• Required work: Take the part that opens with the line containing "robot-icon — [1759, 1085, 1805, 1131]" and closes with the line containing "column-header-scan-range[interactable]: Scan Range", and reproduce only those lines with "Dashboard" changed to "Home", leaving everything else unchanged.

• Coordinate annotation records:

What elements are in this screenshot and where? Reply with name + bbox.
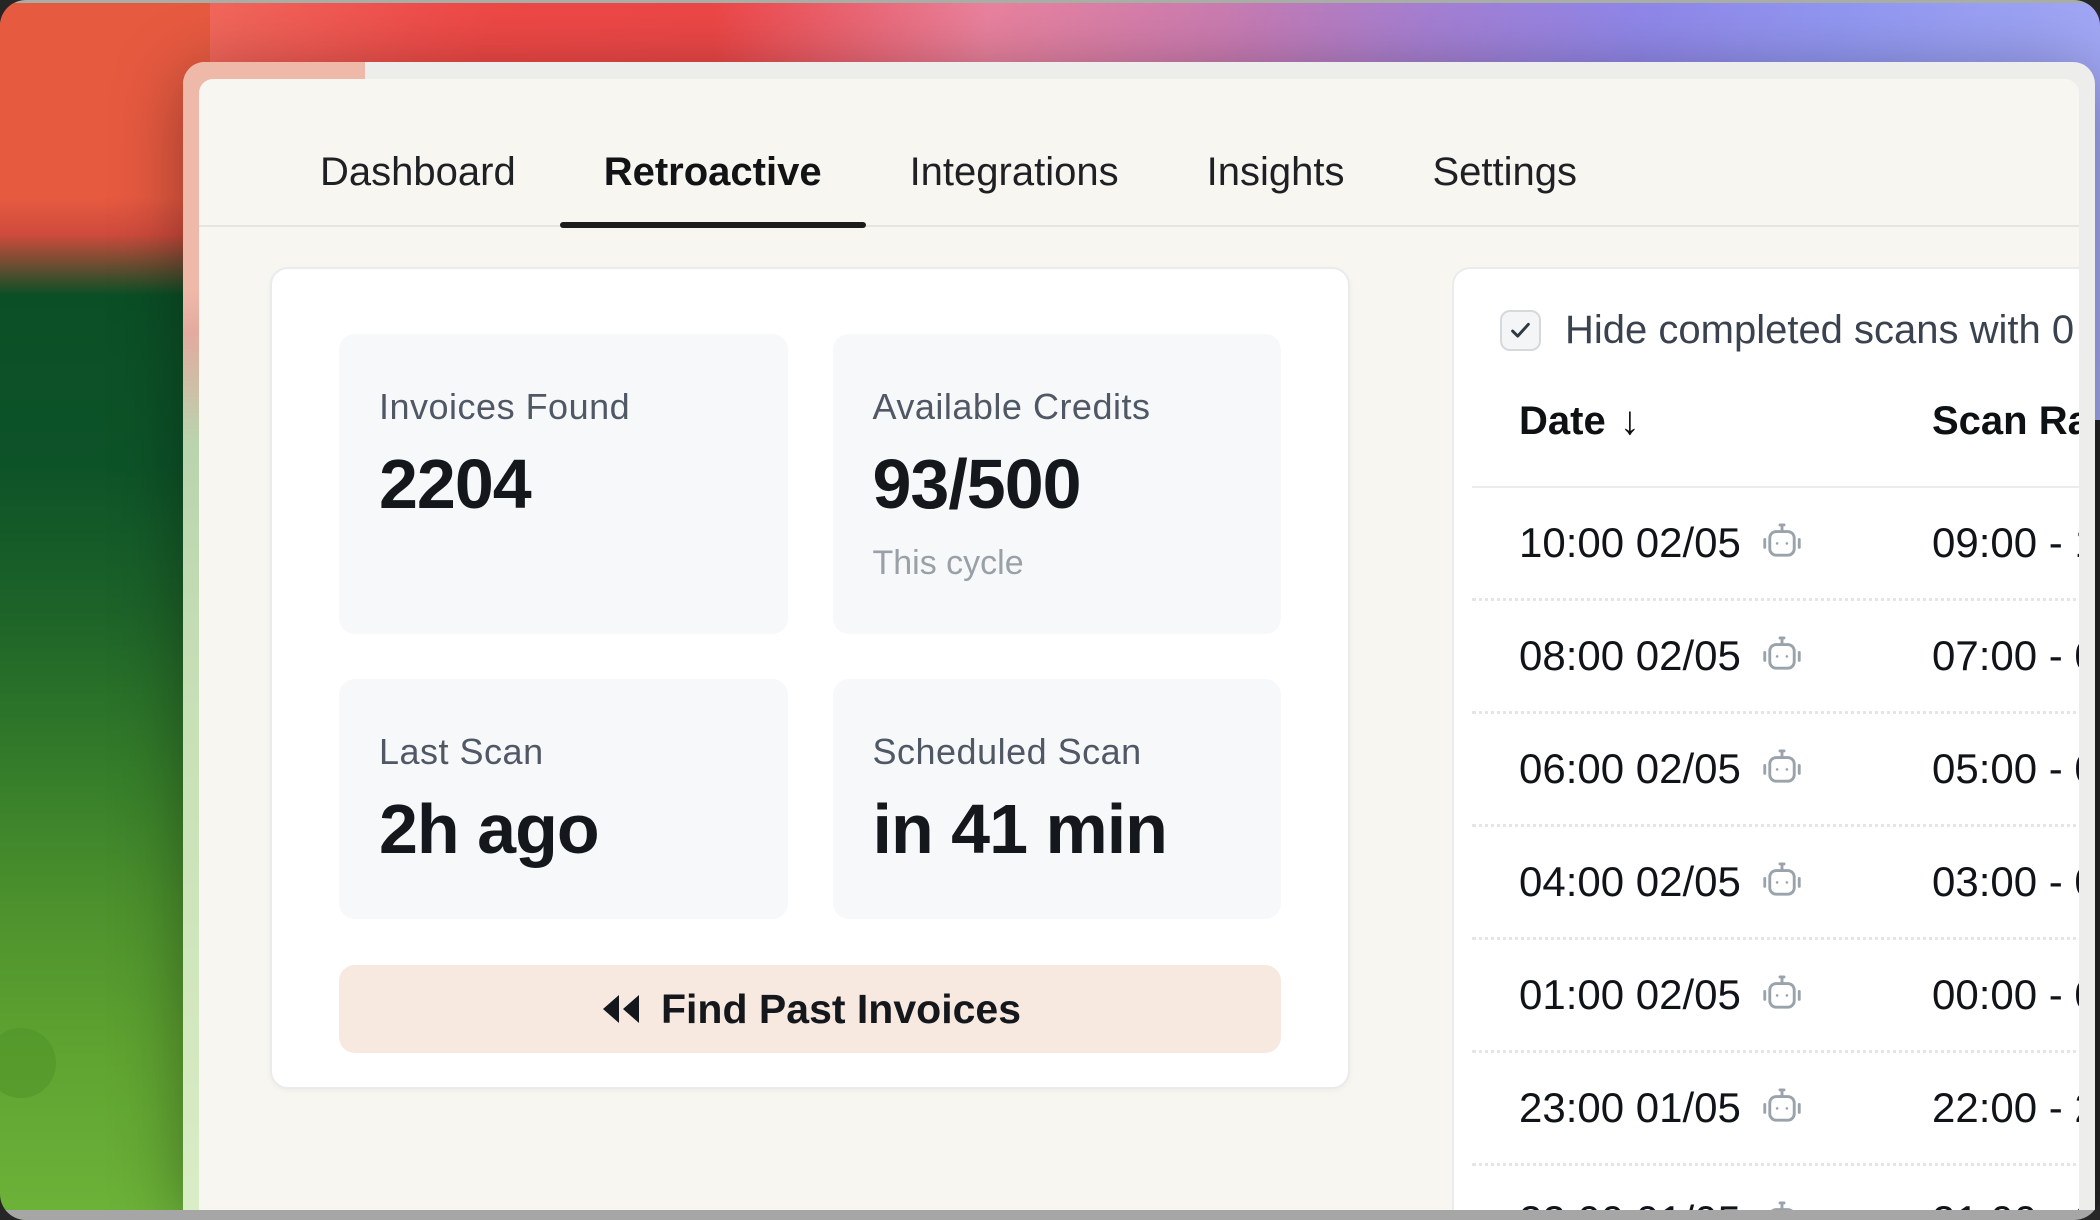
robot-icon — [1759, 1085, 1805, 1131]
hide-completed-label[interactable]: Hide completed scans with 0 f — [1565, 308, 2079, 353]
tab-label: Dashboard — [320, 150, 516, 195]
scan-table-row[interactable]: 06:00 02/05 05:00 - 06:00 — [1472, 714, 2079, 827]
column-header-scan-range[interactable]: Scan Range — [1932, 399, 2079, 444]
tab-label: Retroactive — [604, 150, 822, 195]
scan-date-cell: 22:00 01/05 — [1519, 1197, 1932, 1210]
robot-icon — [1759, 1198, 1805, 1210]
app-window: Dashboard Retroactive Integrations Insights… — [183, 62, 2095, 1210]
tab-retroactive[interactable]: Retroactive — [560, 119, 866, 225]
robot-icon — [1759, 746, 1805, 792]
hide-completed-checkbox[interactable] — [1500, 310, 1541, 351]
active-tab-underline — [560, 222, 866, 228]
stat-tile-last-scan: Last Scan 2h ago — [339, 679, 788, 919]
scan-table-row[interactable]: 22:00 01/05 21:00 - 22:00 — [1472, 1166, 2079, 1210]
tab-integrations[interactable]: Integrations — [866, 119, 1163, 225]
scan-table-row[interactable]: 01:00 02/05 00:00 - 01:00 — [1472, 940, 2079, 1053]
find-past-invoices-label: Find Past Invoices — [661, 986, 1021, 1033]
app-window-content: Dashboard Retroactive Integrations Insights… — [199, 79, 2079, 1210]
scan-date-cell: 01:00 02/05 — [1519, 971, 1932, 1019]
rewind-icon — [599, 992, 641, 1026]
tile-value: 93/500 — [873, 444, 1242, 524]
screen: Dashboard Retroactive Integrations Insights… — [0, 0, 2100, 1220]
stat-tile-available-credits: Available Credits 93/500 This cycle — [833, 334, 1282, 634]
tab-settings[interactable]: Settings — [1388, 119, 1621, 225]
overview-card: Invoices Found 2204 Available Credits 93/50… — [270, 267, 1350, 1089]
scan-date: 10:00 02/05 — [1519, 519, 1741, 567]
tab-insights[interactable]: Insights — [1163, 119, 1389, 225]
robot-icon — [1759, 972, 1805, 1018]
tile-value: 2h ago — [379, 789, 748, 869]
scan-range: 21:00 - 22:00 — [1932, 1197, 2079, 1210]
scan-date-cell: 04:00 02/05 — [1519, 858, 1932, 906]
scan-date-cell: 10:00 02/05 — [1519, 519, 1932, 567]
screen-bottom-bar — [0, 1210, 2100, 1220]
tile-caption: This cycle — [873, 544, 1242, 584]
stat-tile-grid: Invoices Found 2204 Available Credits 93/50… — [339, 334, 1281, 919]
tile-label: Last Scan — [379, 731, 748, 773]
scan-date: 06:00 02/05 — [1519, 745, 1741, 793]
check-icon — [1507, 317, 1534, 344]
scan-range: 05:00 - 06:00 — [1932, 745, 2079, 793]
robot-icon — [1759, 520, 1805, 566]
scan-range: 22:00 - 23:00 — [1932, 1084, 2079, 1132]
scan-date: 23:00 01/05 — [1519, 1084, 1741, 1132]
stat-tile-invoices-found: Invoices Found 2204 — [339, 334, 788, 634]
scan-date: 08:00 02/05 — [1519, 632, 1741, 680]
scans-panel: Hide completed scans with 0 f Date↓ Scan… — [1452, 267, 2079, 1210]
tab-label: Insights — [1207, 150, 1345, 195]
hide-completed-filter: Hide completed scans with 0 f — [1454, 308, 2079, 353]
top-navigation: Dashboard Retroactive Integrations Insights… — [199, 79, 2079, 227]
window-frame-tint-left — [183, 114, 200, 1210]
robot-icon — [1759, 859, 1805, 905]
find-past-invoices-button[interactable]: Find Past Invoices — [339, 965, 1281, 1053]
scan-table-row[interactable]: 23:00 01/05 22:00 - 23:00 — [1472, 1053, 2079, 1166]
tab-label: Settings — [1432, 150, 1577, 195]
scan-date-cell: 08:00 02/05 — [1519, 632, 1932, 680]
robot-icon — [1759, 633, 1805, 679]
scan-table-row[interactable]: 10:00 02/05 09:00 - 10:00 — [1472, 488, 2079, 601]
scan-date: 22:00 01/05 — [1519, 1197, 1741, 1210]
main-content: Invoices Found 2204 Available Credits 93/50… — [199, 227, 2079, 1210]
sort-desc-arrow-icon: ↓ — [1620, 399, 1640, 444]
tile-value: in 41 min — [873, 789, 1242, 869]
scan-date-cell: 06:00 02/05 — [1519, 745, 1932, 793]
scan-table-row[interactable]: 04:00 02/05 03:00 - 04:00 — [1472, 827, 2079, 940]
scan-table-body: 10:00 02/05 09:00 - 10:00 08:00 02/05 07:00… — [1454, 488, 2079, 1210]
scan-date: 01:00 02/05 — [1519, 971, 1741, 1019]
scan-date: 04:00 02/05 — [1519, 858, 1741, 906]
scan-table-header: Date↓ Scan Range — [1472, 399, 2079, 488]
tile-label: Invoices Found — [379, 386, 748, 428]
scan-date-cell: 23:00 01/05 — [1519, 1084, 1932, 1132]
scan-range: 03:00 - 04:00 — [1932, 858, 2079, 906]
tab-label: Integrations — [910, 150, 1119, 195]
column-header-date[interactable]: Date↓ — [1519, 399, 1932, 444]
scan-range: 00:00 - 01:00 — [1932, 971, 2079, 1019]
tile-value: 2204 — [379, 444, 748, 524]
tab-dashboard[interactable]: Dashboard — [276, 119, 560, 225]
scan-range: 09:00 - 10:00 — [1932, 519, 2079, 567]
stat-tile-scheduled-scan: Scheduled Scan in 41 min — [833, 679, 1282, 919]
scan-range: 07:00 - 08:00 — [1932, 632, 2079, 680]
tile-label: Scheduled Scan — [873, 731, 1242, 773]
scan-table-row[interactable]: 08:00 02/05 07:00 - 08:00 — [1472, 601, 2079, 714]
tile-label: Available Credits — [873, 386, 1242, 428]
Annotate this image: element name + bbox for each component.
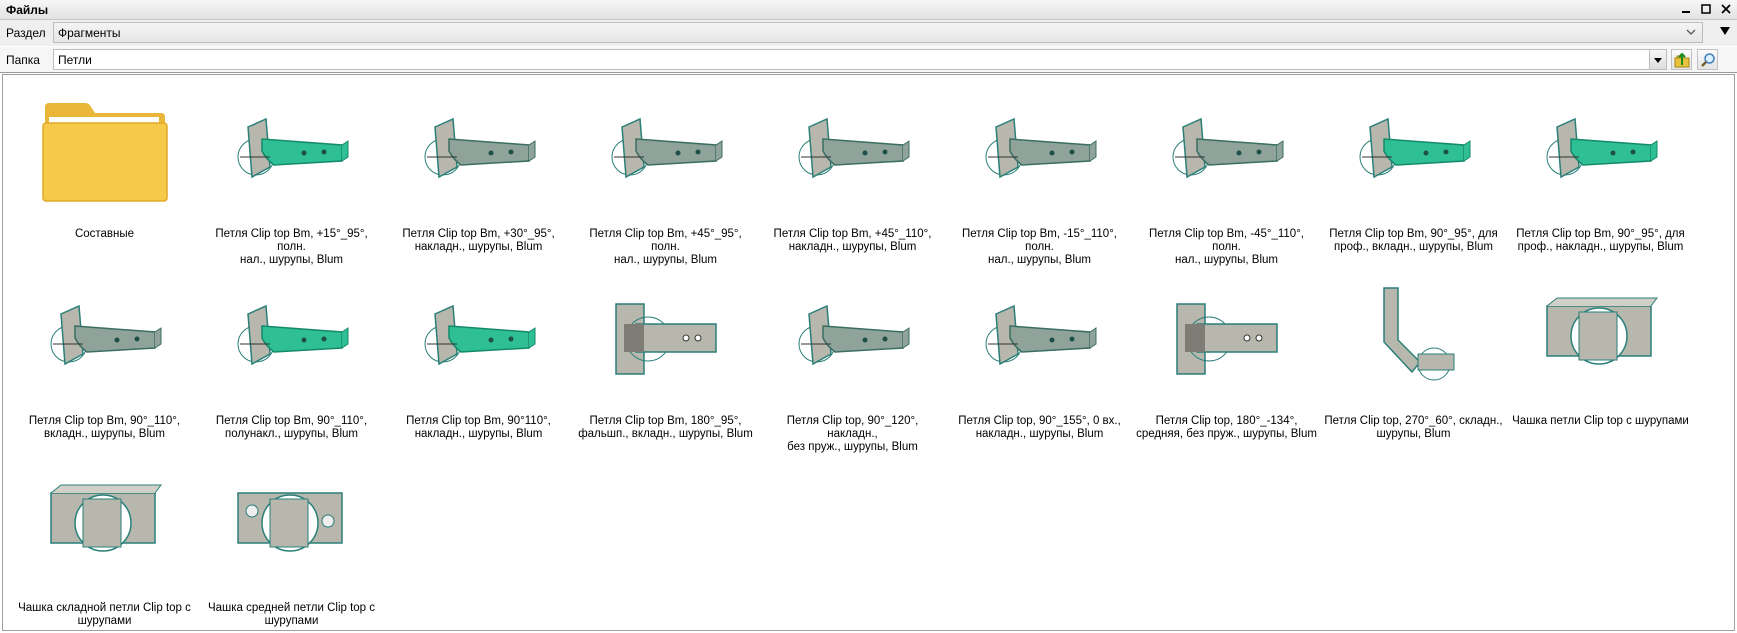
hinge-icon	[1160, 85, 1293, 218]
hinge-icon	[1534, 85, 1667, 218]
file-item[interactable]: Петля Clip top Вm, 90°_110°, вкладн., шу…	[11, 272, 198, 459]
item-label: Петля Clip top Вm, 180°_95°, фальшп., вк…	[578, 415, 753, 440]
item-label: Чашка петли Clip top с шурупами	[1512, 415, 1689, 427]
hinge-cup-icon	[225, 459, 358, 592]
file-item[interactable]: Петля Clip top Вm, +45°_95°, полн. нал.,…	[572, 85, 759, 272]
item-label: Петля Clip top Вm, -45°_110°, полн. нал.…	[1149, 228, 1304, 266]
hinge-icon	[786, 272, 919, 405]
item-label: Петля Clip top Вm, 90°110°, накладн., шу…	[406, 415, 551, 440]
dropdown-arrow-icon[interactable]	[1649, 50, 1666, 69]
file-item[interactable]: Петля Clip top Вm, 90°110°, накладн., шу…	[385, 272, 572, 459]
hinge-cup-icon	[1534, 272, 1667, 405]
minimize-icon[interactable]	[1679, 1, 1693, 17]
section-label: Раздел	[6, 26, 46, 40]
folder-icon	[38, 85, 171, 218]
maximize-icon[interactable]	[1699, 1, 1713, 17]
folder-up-button[interactable]	[1671, 49, 1692, 70]
item-label: Петля Clip top, 180°_-134°, средняя, без…	[1136, 415, 1317, 440]
item-label: Петля Clip top Вm, 90°_110°, вкладн., шу…	[28, 415, 181, 440]
close-icon[interactable]	[1719, 1, 1733, 17]
filter-arrow-icon[interactable]	[1719, 25, 1731, 37]
item-label: Петля Clip top, 90°_155°, 0 вх., накладн…	[958, 415, 1121, 440]
item-label: Петля Clip top Вm, +15°_95°, полн. нал.,…	[215, 228, 368, 266]
folder-value: Петли	[58, 53, 92, 67]
item-label: Петля Clip top Вm, +30°_95°, накладн., ш…	[402, 228, 555, 253]
section-row: Раздел Фрагменты	[0, 20, 1737, 46]
file-grid: Составные Петля Clip top Вm, +15°_95°, по…	[11, 85, 1694, 630]
title-bar: Файлы	[0, 0, 1737, 20]
window-title: Файлы	[6, 3, 49, 17]
hinge-icon	[599, 85, 732, 218]
hinge-icon	[412, 272, 545, 405]
hinge-icon	[786, 85, 919, 218]
file-item[interactable]: Петля Clip top, 90°_120°, накладн., без …	[759, 272, 946, 459]
item-label: Петля Clip top Вm, +45°_95°, полн. нал.,…	[589, 228, 742, 266]
folder-item[interactable]: Составные	[11, 85, 198, 272]
hinge-icon	[225, 272, 358, 405]
chevron-down-icon	[1686, 29, 1696, 35]
file-item[interactable]: Петля Clip top Вm, 90°_95°, для проф., н…	[1507, 85, 1694, 272]
hinge-icon	[412, 85, 545, 218]
file-item[interactable]: Чашка петли Clip top с шурупами	[1507, 272, 1694, 459]
file-item[interactable]: Петля Clip top Вm, 90°_95°, для проф., в…	[1320, 85, 1507, 272]
item-label: Чашка средней петли Clip top с шурупами	[207, 602, 376, 627]
search-button[interactable]	[1697, 49, 1718, 70]
file-item[interactable]: Петля Clip top Вm, -45°_110°, полн. нал.…	[1133, 85, 1320, 272]
file-item[interactable]: Петля Clip top Вm, 90°_110°, полунакл., …	[198, 272, 385, 459]
hinge-icon	[1347, 85, 1480, 218]
item-label: Составные	[74, 228, 135, 240]
file-item[interactable]: Петля Clip top Вm, +45°_110°, накладн., …	[759, 85, 946, 272]
hinge-icon	[38, 272, 171, 405]
hinge-icon	[1160, 272, 1293, 405]
file-item[interactable]: Петля Clip top Вm, 180°_95°, фальшп., вк…	[572, 272, 759, 459]
file-item[interactable]: Чашка средней петли Clip top с шурупами	[198, 459, 385, 630]
item-label: Чашка складной петли Clip top с шурупами	[18, 602, 191, 627]
folder-row: Папка Петли	[0, 47, 1737, 73]
item-label: Петля Clip top Вm, +45°_110°, накладн., …	[773, 228, 932, 253]
hinge-icon	[973, 272, 1106, 405]
item-label: Петля Clip top Вm, 90°_95°, для проф., н…	[1516, 228, 1685, 253]
item-label: Петля Clip top Вm, 90°_110°, полунакл., …	[215, 415, 368, 440]
item-label: Петля Clip top Вm, -15°_110°, полн. нал.…	[962, 228, 1117, 266]
file-item[interactable]: Чашка складной петли Clip top с шурупами	[11, 459, 198, 630]
hinge-icon	[225, 85, 358, 218]
hinge-cup-icon	[38, 459, 171, 592]
item-label: Петля Clip top Вm, 90°_95°, для проф., в…	[1329, 228, 1498, 253]
file-browser-area[interactable]: Составные Петля Clip top Вm, +15°_95°, по…	[2, 74, 1735, 631]
section-select[interactable]: Фрагменты	[53, 22, 1703, 43]
file-item[interactable]: Петля Clip top Вm, -15°_110°, полн. нал.…	[946, 85, 1133, 272]
file-item[interactable]: Петля Clip top Вm, +15°_95°, полн. нал.,…	[198, 85, 385, 272]
hinge-icon	[1347, 272, 1480, 405]
search-icon	[1700, 52, 1715, 67]
section-value: Фрагменты	[58, 26, 121, 40]
folder-select[interactable]: Петли	[53, 49, 1667, 70]
hinge-icon	[599, 272, 732, 405]
folder-label: Папка	[6, 53, 40, 67]
hinge-icon	[973, 85, 1106, 218]
file-item[interactable]: Петля Clip top, 180°_-134°, средняя, без…	[1133, 272, 1320, 459]
file-item[interactable]: Петля Clip top, 90°_155°, 0 вх., накладн…	[946, 272, 1133, 459]
file-item[interactable]: Петля Clip top Вm, +30°_95°, накладн., ш…	[385, 85, 572, 272]
folder-up-icon	[1674, 52, 1689, 67]
file-item[interactable]: Петля Clip top, 270°_60°, складн., шуруп…	[1320, 272, 1507, 459]
item-label: Петля Clip top, 270°_60°, складн., шуруп…	[1324, 415, 1503, 440]
item-label: Петля Clip top, 90°_120°, накладн., без …	[786, 415, 919, 453]
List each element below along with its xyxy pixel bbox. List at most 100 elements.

• Finished exercise:
robot-icon — [1759, 1085, 1805, 1131]
hide-completed-label[interactable]: Hide completed scans with 0 f — [1565, 308, 2079, 353]
tab-label: Home — [320, 150, 516, 195]
scan-table-row[interactable]: 06:00 02/05 05:00 - 06:00 — [1472, 714, 2079, 827]
column-header-scan-range[interactable]: Scan Range — [1932, 399, 2079, 444]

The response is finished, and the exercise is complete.